● **Task to complete**: Send back the entries below exactly as they appear.

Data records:
-=-=-=-=-
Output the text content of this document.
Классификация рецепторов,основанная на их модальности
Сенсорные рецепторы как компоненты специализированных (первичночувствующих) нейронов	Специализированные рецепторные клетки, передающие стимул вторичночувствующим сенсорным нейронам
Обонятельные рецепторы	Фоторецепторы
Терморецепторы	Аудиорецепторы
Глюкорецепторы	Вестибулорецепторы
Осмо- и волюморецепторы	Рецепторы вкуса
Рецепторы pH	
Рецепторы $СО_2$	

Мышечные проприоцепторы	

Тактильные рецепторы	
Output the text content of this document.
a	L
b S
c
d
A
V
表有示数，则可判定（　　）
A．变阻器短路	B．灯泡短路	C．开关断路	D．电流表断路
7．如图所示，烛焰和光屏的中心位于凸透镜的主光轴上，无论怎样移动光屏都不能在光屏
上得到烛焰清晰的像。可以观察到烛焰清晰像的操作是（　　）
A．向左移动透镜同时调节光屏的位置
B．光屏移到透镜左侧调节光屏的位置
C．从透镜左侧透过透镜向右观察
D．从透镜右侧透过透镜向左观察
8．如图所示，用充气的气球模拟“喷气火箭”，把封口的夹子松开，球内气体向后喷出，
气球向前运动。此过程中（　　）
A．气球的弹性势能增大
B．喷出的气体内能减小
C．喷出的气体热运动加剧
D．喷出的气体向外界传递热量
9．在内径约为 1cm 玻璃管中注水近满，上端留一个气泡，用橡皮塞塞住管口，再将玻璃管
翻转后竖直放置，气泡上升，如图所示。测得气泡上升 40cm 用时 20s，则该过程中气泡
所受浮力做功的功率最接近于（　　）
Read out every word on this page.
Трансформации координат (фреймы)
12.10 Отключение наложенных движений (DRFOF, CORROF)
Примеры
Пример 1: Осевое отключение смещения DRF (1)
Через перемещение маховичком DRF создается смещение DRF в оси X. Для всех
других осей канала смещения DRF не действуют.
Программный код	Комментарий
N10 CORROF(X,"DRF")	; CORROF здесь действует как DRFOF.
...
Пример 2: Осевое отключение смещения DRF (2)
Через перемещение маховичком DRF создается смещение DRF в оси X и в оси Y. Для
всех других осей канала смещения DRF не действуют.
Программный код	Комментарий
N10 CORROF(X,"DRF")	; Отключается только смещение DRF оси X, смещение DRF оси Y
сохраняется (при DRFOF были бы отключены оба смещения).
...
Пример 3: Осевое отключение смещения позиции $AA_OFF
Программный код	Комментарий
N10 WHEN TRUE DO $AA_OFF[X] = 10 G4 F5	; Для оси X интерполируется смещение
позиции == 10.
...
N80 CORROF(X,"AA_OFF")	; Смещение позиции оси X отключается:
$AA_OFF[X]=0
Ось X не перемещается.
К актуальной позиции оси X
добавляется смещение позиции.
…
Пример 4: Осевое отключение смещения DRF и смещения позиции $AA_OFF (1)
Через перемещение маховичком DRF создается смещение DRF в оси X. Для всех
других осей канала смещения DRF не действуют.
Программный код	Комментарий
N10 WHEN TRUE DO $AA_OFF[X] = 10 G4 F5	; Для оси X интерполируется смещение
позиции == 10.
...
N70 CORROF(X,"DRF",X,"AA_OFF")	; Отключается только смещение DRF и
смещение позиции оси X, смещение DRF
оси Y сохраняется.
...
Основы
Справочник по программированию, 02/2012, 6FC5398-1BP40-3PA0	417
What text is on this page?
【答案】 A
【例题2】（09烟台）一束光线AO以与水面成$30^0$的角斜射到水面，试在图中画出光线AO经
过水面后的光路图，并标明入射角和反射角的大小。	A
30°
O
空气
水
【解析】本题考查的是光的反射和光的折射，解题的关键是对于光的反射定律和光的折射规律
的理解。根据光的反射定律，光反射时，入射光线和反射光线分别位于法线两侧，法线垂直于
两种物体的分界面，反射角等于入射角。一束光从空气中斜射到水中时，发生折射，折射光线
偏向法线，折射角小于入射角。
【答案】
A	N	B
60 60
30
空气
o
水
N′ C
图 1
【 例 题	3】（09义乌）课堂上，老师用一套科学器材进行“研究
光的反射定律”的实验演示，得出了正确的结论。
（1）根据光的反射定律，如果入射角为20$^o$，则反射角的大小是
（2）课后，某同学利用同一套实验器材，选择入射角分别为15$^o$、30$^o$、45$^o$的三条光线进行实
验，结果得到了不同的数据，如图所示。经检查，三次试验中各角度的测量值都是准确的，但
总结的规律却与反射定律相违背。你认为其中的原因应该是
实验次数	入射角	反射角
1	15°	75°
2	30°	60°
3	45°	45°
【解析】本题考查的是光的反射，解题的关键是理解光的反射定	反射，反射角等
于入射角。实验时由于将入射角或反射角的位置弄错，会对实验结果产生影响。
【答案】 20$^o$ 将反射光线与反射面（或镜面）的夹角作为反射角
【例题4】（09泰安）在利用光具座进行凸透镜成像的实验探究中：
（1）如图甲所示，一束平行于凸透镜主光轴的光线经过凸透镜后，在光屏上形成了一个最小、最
-=-=-=-=-
● **Solution to this task**:
Output the text content of this document.
Классификация рецепторов,основанная на их модальности
Сенсорные рецепторы как компоненты специализированных (первичночувствующих) нейронов	Специализированные рецепторные клетки, передающие стимул вторичночувствующим сенсорным нейронам
Обонятельные рецепторы	Фоторецепторы
Терморецепторы	Аудиорецепторы
Глюкорецепторы	Вестибулорецепторы
Осмо- и волюморецепторы	Рецепторы вкуса
Рецепторы pH	
Рецепторы $СО_2$	

Мышечные проприоцепторы	

Тактильные рецепторы	
Output the text content of this document.
a	L
b S
c
d
A
V
表有示数，则可判定（　　）
A．变阻器短路	B．灯泡短路	C．开关断路	D．电流表断路
7．如图所示，烛焰和光屏的中心位于凸透镜的主光轴上，无论怎样移动光屏都不能在光屏
上得到烛焰清晰的像。可以观察到烛焰清晰像的操作是（　　）
A．向左移动透镜同时调节光屏的位置
B．光屏移到透镜左侧调节光屏的位置
C．从透镜左侧透过透镜向右观察
D．从透镜右侧透过透镜向左观察
8．如图所示，用充气的气球模拟“喷气火箭”，把封口的夹子松开，球内气体向后喷出，
气球向前运动。此过程中（　　）
A．气球的弹性势能增大
B．喷出的气体内能减小
C．喷出的气体热运动加剧
D．喷出的气体向外界传递热量
9．在内径约为 1cm 玻璃管中注水近满，上端留一个气泡，用橡皮塞塞住管口，再将玻璃管
翻转后竖直放置，气泡上升，如图所示。测得气泡上升 40cm 用时 20s，则该过程中气泡
所受浮力做功的功率最接近于（　　）
Read out every word on this page.
Трансформации координат (фреймы)
12.10 Отключение наложенных движений (DRFOF, CORROF)
Примеры
Пример 1: Осевое отключение смещения DRF (1)
Через перемещение маховичком DRF создается смещение DRF в оси X. Для всех
других осей канала смещения DRF не действуют.
Программный код	Комментарий
N10 CORROF(X,"DRF")	; CORROF здесь действует как DRFOF.
...
Пример 2: Осевое отключение смещения DRF (2)
Через перемещение маховичком DRF создается смещение DRF в оси X и в оси Y. Для
всех других осей канала смещения DRF не действуют.
Программный код	Комментарий
N10 CORROF(X,"DRF")	; Отключается только смещение DRF оси X, смещение DRF оси Y
сохраняется (при DRFOF были бы отключены оба смещения).
...
Пример 3: Осевое отключение смещения позиции $AA_OFF
Программный код	Комментарий
N10 WHEN TRUE DO $AA_OFF[X] = 10 G4 F5	; Для оси X интерполируется смещение
позиции == 10.
...
N80 CORROF(X,"AA_OFF")	; Смещение позиции оси X отключается:
$AA_OFF[X]=0
Ось X не перемещается.
К актуальной позиции оси X
добавляется смещение позиции.
…
Пример 4: Осевое отключение смещения DRF и смещения позиции $AA_OFF (1)
Через перемещение маховичком DRF создается смещение DRF в оси X. Для всех
других осей канала смещения DRF не действуют.
Программный код	Комментарий
N10 WHEN TRUE DO $AA_OFF[X] = 10 G4 F5	; Для оси X интерполируется смещение
позиции == 10.
...
N70 CORROF(X,"DRF",X,"AA_OFF")	; Отключается только смещение DRF и
смещение позиции оси X, смещение DRF
оси Y сохраняется.
...
Основы
Справочник по программированию, 02/2012, 6FC5398-1BP40-3PA0	417
What text is on this page?
【答案】 A
【例题2】（09烟台）一束光线AO以与水面成$30^0$的角斜射到水面，试在图中画出光线AO经
过水面后的光路图，并标明入射角和反射角的大小。	A
30°
O
空气
水
【解析】本题考查的是光的反射和光的折射，解题的关键是对于光的反射定律和光的折射规律
的理解。根据光的反射定律，光反射时，入射光线和反射光线分别位于法线两侧，法线垂直于
两种物体的分界面，反射角等于入射角。一束光从空气中斜射到水中时，发生折射，折射光线
偏向法线，折射角小于入射角。
【答案】
A	N	B
60 60
30
空气
o
水
N′ C
图 1
【 例 题	3】（09义乌）课堂上，老师用一套科学器材进行“研究
光的反射定律”的实验演示，得出了正确的结论。
（1）根据光的反射定律，如果入射角为20$^o$，则反射角的大小是
（2）课后，某同学利用同一套实验器材，选择入射角分别为15$^o$、30$^o$、45$^o$的三条光线进行实
验，结果得到了不同的数据，如图所示。经检查，三次试验中各角度的测量值都是准确的，但
总结的规律却与反射定律相违背。你认为其中的原因应该是
实验次数	入射角	反射角
1	15°	75°
2	30°	60°
3	45°	45°
【解析】本题考查的是光的反射，解题的关键是理解光的反射定	反射，反射角等
于入射角。实验时由于将入射角或反射角的位置弄错，会对实验结果产生影响。
【答案】 20$^o$ 将反射光线与反射面（或镜面）的夹角作为反射角
【例题4】（09泰安）在利用光具座进行凸透镜成像的实验探究中：
（1）如图甲所示，一束平行于凸透镜主光轴的光线经过凸透镜后，在光屏上形成了一个最小、最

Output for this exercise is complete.